### TASK DIRECTIONS
Every line containing the word "title" needs to be found and copied.

### AVAILABLE DATA
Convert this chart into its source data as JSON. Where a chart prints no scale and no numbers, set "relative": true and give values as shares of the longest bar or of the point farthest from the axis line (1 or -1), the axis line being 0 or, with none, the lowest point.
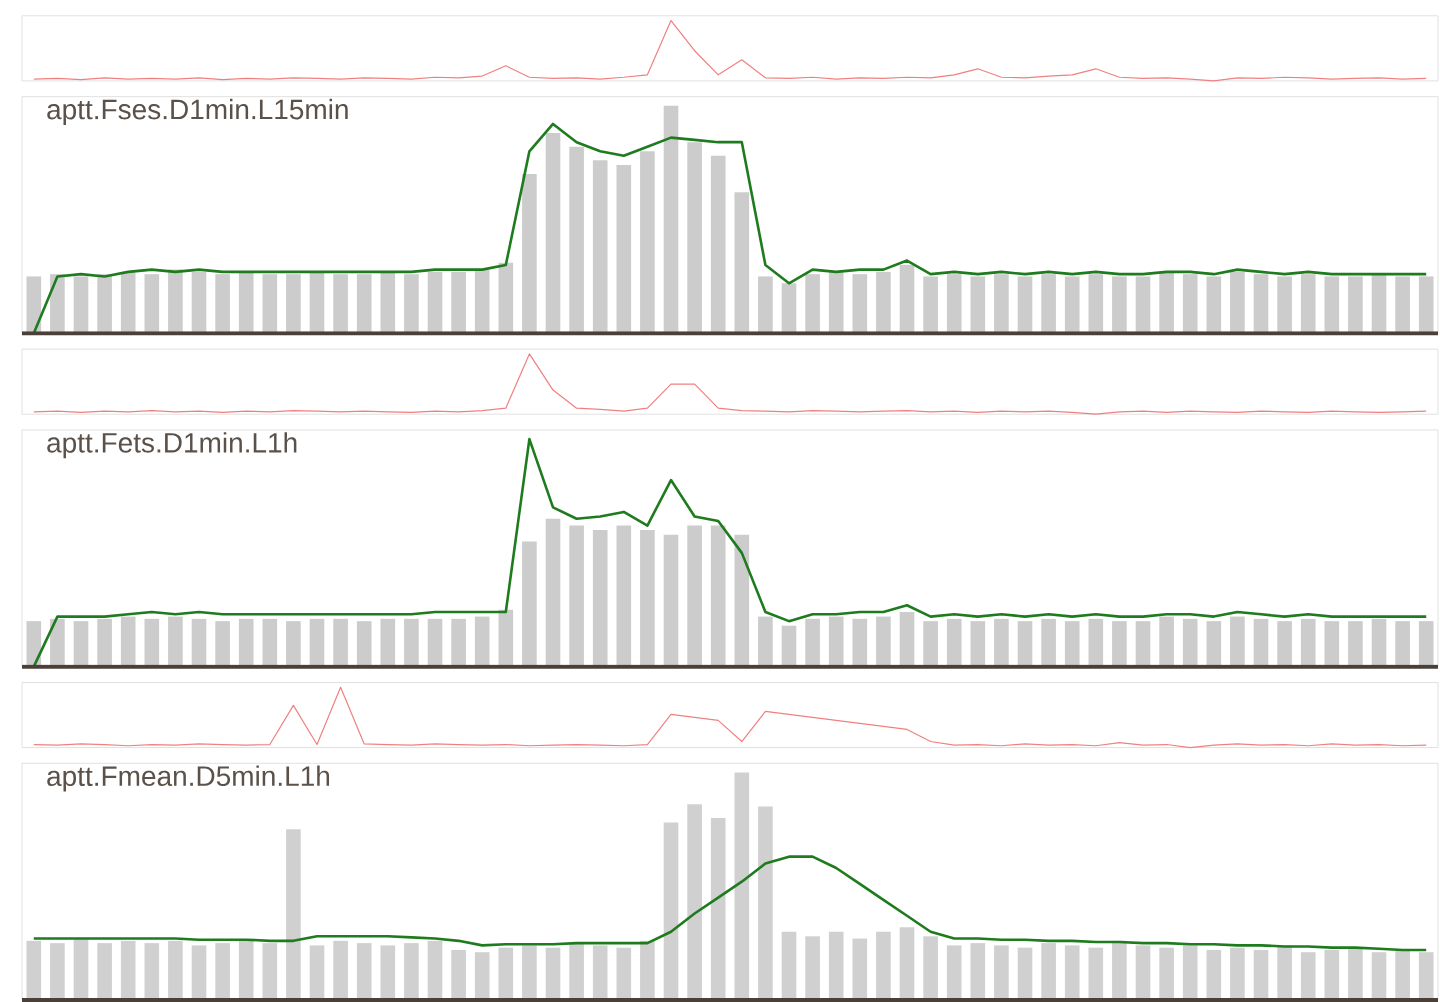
{
  "chart_data": [
    {
      "type": "line",
      "relative": true,
      "categories": [
        null,
        null,
        null,
        null,
        null,
        null,
        null,
        null,
        null,
        null,
        null,
        null,
        null,
        null,
        null,
        null,
        null,
        null,
        null,
        null,
        null,
        null,
        null,
        null,
        null,
        null,
        null,
        null,
        null,
        null,
        null,
        null,
        null,
        null,
        null,
        null,
        null,
        null,
        null,
        null,
        null,
        null,
        null,
        null,
        null,
        null,
        null,
        null,
        null,
        null,
        null,
        null,
        null,
        null,
        null,
        null,
        null,
        null,
        null,
        null
      ],
      "series": [
        {
          "color": "#f08080",
          "values": [
            0.03,
            0.04,
            0.02,
            0.05,
            0.03,
            0.04,
            0.03,
            0.05,
            0.02,
            0.04,
            0.03,
            0.05,
            0.04,
            0.03,
            0.05,
            0.04,
            0.03,
            0.06,
            0.05,
            0.08,
            0.25,
            0.06,
            0.04,
            0.05,
            0.03,
            0.06,
            0.1,
            1.0,
            0.5,
            0.1,
            0.35,
            0.05,
            0.04,
            0.06,
            0.03,
            0.05,
            0.04,
            0.06,
            0.05,
            0.1,
            0.2,
            0.06,
            0.05,
            0.08,
            0.1,
            0.2,
            0.06,
            0.04,
            0.05,
            0.03,
            0.0,
            0.05,
            0.04,
            0.06,
            0.05,
            0.03,
            0.04,
            0.05,
            0.03,
            0.04
          ]
        }
      ]
    },
    {
      "type": "bar",
      "relative": true,
      "title": "aptt.Fses.D1min.L15min",
      "categories": [
        null,
        null,
        null,
        null,
        null,
        null,
        null,
        null,
        null,
        null,
        null,
        null,
        null,
        null,
        null,
        null,
        null,
        null,
        null,
        null,
        null,
        null,
        null,
        null,
        null,
        null,
        null,
        null,
        null,
        null,
        null,
        null,
        null,
        null,
        null,
        null,
        null,
        null,
        null,
        null,
        null,
        null,
        null,
        null,
        null,
        null,
        null,
        null,
        null,
        null,
        null,
        null,
        null,
        null,
        null,
        null,
        null,
        null,
        null,
        null
      ],
      "series": [
        {
          "color": "#cccccc",
          "values": [
            0.25,
            0.26,
            0.25,
            0.26,
            0.27,
            0.26,
            0.28,
            0.27,
            0.26,
            0.27,
            0.26,
            0.26,
            0.27,
            0.26,
            0.26,
            0.27,
            0.26,
            0.27,
            0.27,
            0.28,
            0.31,
            0.7,
            0.88,
            0.82,
            0.76,
            0.74,
            0.8,
            1.0,
            0.84,
            0.78,
            0.62,
            0.25,
            0.22,
            0.26,
            0.27,
            0.26,
            0.27,
            0.3,
            0.25,
            0.26,
            0.25,
            0.26,
            0.25,
            0.26,
            0.25,
            0.26,
            0.25,
            0.25,
            0.27,
            0.26,
            0.25,
            0.27,
            0.26,
            0.25,
            0.26,
            0.25,
            0.25,
            0.26,
            0.25,
            0.25
          ]
        },
        {
          "type": "line",
          "color": "#1e7b1e",
          "values": [
            0.0,
            0.25,
            0.26,
            0.25,
            0.27,
            0.28,
            0.27,
            0.28,
            0.27,
            0.27,
            0.27,
            0.27,
            0.27,
            0.27,
            0.27,
            0.27,
            0.27,
            0.28,
            0.28,
            0.28,
            0.3,
            0.8,
            0.92,
            0.84,
            0.8,
            0.78,
            0.82,
            0.86,
            0.85,
            0.84,
            0.84,
            0.3,
            0.22,
            0.28,
            0.27,
            0.28,
            0.28,
            0.32,
            0.26,
            0.27,
            0.26,
            0.27,
            0.26,
            0.27,
            0.26,
            0.27,
            0.26,
            0.26,
            0.27,
            0.27,
            0.26,
            0.28,
            0.27,
            0.26,
            0.27,
            0.26,
            0.26,
            0.26,
            0.26,
            0.26
          ]
        }
      ]
    },
    {
      "type": "line",
      "relative": true,
      "categories": [
        null,
        null,
        null,
        null,
        null,
        null,
        null,
        null,
        null,
        null,
        null,
        null,
        null,
        null,
        null,
        null,
        null,
        null,
        null,
        null,
        null,
        null,
        null,
        null,
        null,
        null,
        null,
        null,
        null,
        null,
        null,
        null,
        null,
        null,
        null,
        null,
        null,
        null,
        null,
        null,
        null,
        null,
        null,
        null,
        null,
        null,
        null,
        null,
        null,
        null,
        null,
        null,
        null,
        null,
        null,
        null,
        null,
        null,
        null,
        null
      ],
      "series": [
        {
          "color": "#f08080",
          "values": [
            0.04,
            0.05,
            0.03,
            0.05,
            0.04,
            0.06,
            0.04,
            0.05,
            0.03,
            0.05,
            0.04,
            0.06,
            0.05,
            0.04,
            0.05,
            0.04,
            0.03,
            0.05,
            0.04,
            0.06,
            0.1,
            1.0,
            0.4,
            0.1,
            0.08,
            0.05,
            0.1,
            0.5,
            0.5,
            0.1,
            0.06,
            0.05,
            0.04,
            0.06,
            0.05,
            0.04,
            0.05,
            0.06,
            0.04,
            0.05,
            0.03,
            0.05,
            0.04,
            0.05,
            0.03,
            0.0,
            0.04,
            0.05,
            0.03,
            0.05,
            0.04,
            0.03,
            0.05,
            0.04,
            0.03,
            0.05,
            0.04,
            0.03,
            0.04,
            0.05
          ]
        }
      ]
    },
    {
      "type": "bar",
      "relative": true,
      "title": "aptt.Fets.D1min.L1h",
      "categories": [
        null,
        null,
        null,
        null,
        null,
        null,
        null,
        null,
        null,
        null,
        null,
        null,
        null,
        null,
        null,
        null,
        null,
        null,
        null,
        null,
        null,
        null,
        null,
        null,
        null,
        null,
        null,
        null,
        null,
        null,
        null,
        null,
        null,
        null,
        null,
        null,
        null,
        null,
        null,
        null,
        null,
        null,
        null,
        null,
        null,
        null,
        null,
        null,
        null,
        null,
        null,
        null,
        null,
        null,
        null,
        null,
        null,
        null,
        null,
        null
      ],
      "series": [
        {
          "color": "#cccccc",
          "values": [
            0.2,
            0.21,
            0.2,
            0.21,
            0.22,
            0.21,
            0.22,
            0.21,
            0.2,
            0.21,
            0.21,
            0.2,
            0.21,
            0.21,
            0.2,
            0.21,
            0.21,
            0.21,
            0.21,
            0.22,
            0.25,
            0.55,
            0.65,
            0.62,
            0.6,
            0.62,
            0.6,
            0.58,
            0.62,
            0.62,
            0.58,
            0.22,
            0.18,
            0.21,
            0.22,
            0.21,
            0.22,
            0.24,
            0.2,
            0.21,
            0.2,
            0.21,
            0.2,
            0.21,
            0.2,
            0.21,
            0.2,
            0.2,
            0.22,
            0.21,
            0.2,
            0.22,
            0.21,
            0.2,
            0.21,
            0.2,
            0.2,
            0.21,
            0.2,
            0.2
          ]
        },
        {
          "type": "line",
          "color": "#1e7b1e",
          "values": [
            0.0,
            0.22,
            0.22,
            0.22,
            0.23,
            0.24,
            0.23,
            0.24,
            0.23,
            0.23,
            0.23,
            0.23,
            0.23,
            0.23,
            0.23,
            0.23,
            0.23,
            0.24,
            0.24,
            0.24,
            0.24,
            1.0,
            0.7,
            0.65,
            0.66,
            0.68,
            0.62,
            0.82,
            0.66,
            0.64,
            0.5,
            0.24,
            0.2,
            0.23,
            0.23,
            0.24,
            0.24,
            0.27,
            0.22,
            0.23,
            0.22,
            0.23,
            0.22,
            0.23,
            0.22,
            0.23,
            0.22,
            0.22,
            0.23,
            0.23,
            0.22,
            0.24,
            0.23,
            0.22,
            0.23,
            0.22,
            0.22,
            0.22,
            0.22,
            0.22
          ]
        }
      ]
    },
    {
      "type": "line",
      "relative": true,
      "categories": [
        null,
        null,
        null,
        null,
        null,
        null,
        null,
        null,
        null,
        null,
        null,
        null,
        null,
        null,
        null,
        null,
        null,
        null,
        null,
        null,
        null,
        null,
        null,
        null,
        null,
        null,
        null,
        null,
        null,
        null,
        null,
        null,
        null,
        null,
        null,
        null,
        null,
        null,
        null,
        null,
        null,
        null,
        null,
        null,
        null,
        null,
        null,
        null,
        null,
        null,
        null,
        null,
        null,
        null,
        null,
        null,
        null,
        null,
        null,
        null
      ],
      "series": [
        {
          "color": "#f08080",
          "values": [
            0.05,
            0.04,
            0.06,
            0.05,
            0.03,
            0.05,
            0.04,
            0.06,
            0.05,
            0.04,
            0.05,
            0.7,
            0.05,
            1.0,
            0.06,
            0.05,
            0.04,
            0.06,
            0.05,
            0.04,
            0.05,
            0.03,
            0.04,
            0.05,
            0.04,
            0.03,
            0.05,
            0.55,
            0.5,
            0.45,
            0.1,
            0.6,
            0.55,
            0.5,
            0.45,
            0.4,
            0.35,
            0.3,
            0.1,
            0.04,
            0.05,
            0.03,
            0.06,
            0.04,
            0.05,
            0.03,
            0.08,
            0.04,
            0.05,
            0.0,
            0.04,
            0.06,
            0.04,
            0.05,
            0.03,
            0.06,
            0.04,
            0.05,
            0.03,
            0.04
          ]
        }
      ]
    },
    {
      "type": "bar",
      "relative": true,
      "title": "aptt.Fmean.D5min.L1h",
      "categories": [
        null,
        null,
        null,
        null,
        null,
        null,
        null,
        null,
        null,
        null,
        null,
        null,
        null,
        null,
        null,
        null,
        null,
        null,
        null,
        null,
        null,
        null,
        null,
        null,
        null,
        null,
        null,
        null,
        null,
        null,
        null,
        null,
        null,
        null,
        null,
        null,
        null,
        null,
        null,
        null,
        null,
        null,
        null,
        null,
        null,
        null,
        null,
        null,
        null,
        null,
        null,
        null,
        null,
        null,
        null,
        null,
        null,
        null,
        null,
        null
      ],
      "series": [
        {
          "color": "#d0d0d0",
          "values": [
            0.26,
            0.25,
            0.27,
            0.25,
            0.26,
            0.25,
            0.26,
            0.24,
            0.25,
            0.26,
            0.25,
            0.75,
            0.24,
            0.26,
            0.25,
            0.24,
            0.25,
            0.26,
            0.22,
            0.21,
            0.23,
            0.24,
            0.23,
            0.25,
            0.24,
            0.23,
            0.26,
            0.78,
            0.86,
            0.8,
            1.0,
            0.85,
            0.3,
            0.28,
            0.3,
            0.27,
            0.3,
            0.32,
            0.28,
            0.24,
            0.25,
            0.24,
            0.23,
            0.25,
            0.24,
            0.23,
            0.26,
            0.24,
            0.23,
            0.24,
            0.22,
            0.23,
            0.22,
            0.24,
            0.21,
            0.22,
            0.23,
            0.21,
            0.22,
            0.21
          ]
        },
        {
          "type": "line",
          "color": "#1e7b1e",
          "values": [
            0.27,
            0.27,
            0.27,
            0.27,
            0.27,
            0.27,
            0.27,
            0.265,
            0.265,
            0.265,
            0.26,
            0.26,
            0.28,
            0.28,
            0.28,
            0.28,
            0.275,
            0.27,
            0.26,
            0.24,
            0.245,
            0.245,
            0.245,
            0.25,
            0.25,
            0.25,
            0.25,
            0.3,
            0.38,
            0.45,
            0.52,
            0.6,
            0.63,
            0.63,
            0.58,
            0.51,
            0.44,
            0.37,
            0.3,
            0.27,
            0.27,
            0.265,
            0.265,
            0.26,
            0.26,
            0.255,
            0.255,
            0.25,
            0.25,
            0.245,
            0.245,
            0.24,
            0.24,
            0.235,
            0.235,
            0.23,
            0.23,
            0.225,
            0.22,
            0.22
          ]
        }
      ]
    }
  ]
}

### THE RESPONSE
      "title": "aptt.Fses.D1min.L15min",
      "title": "aptt.Fets.D1min.L1h",
      "title": "aptt.Fmean.D5min.L1h",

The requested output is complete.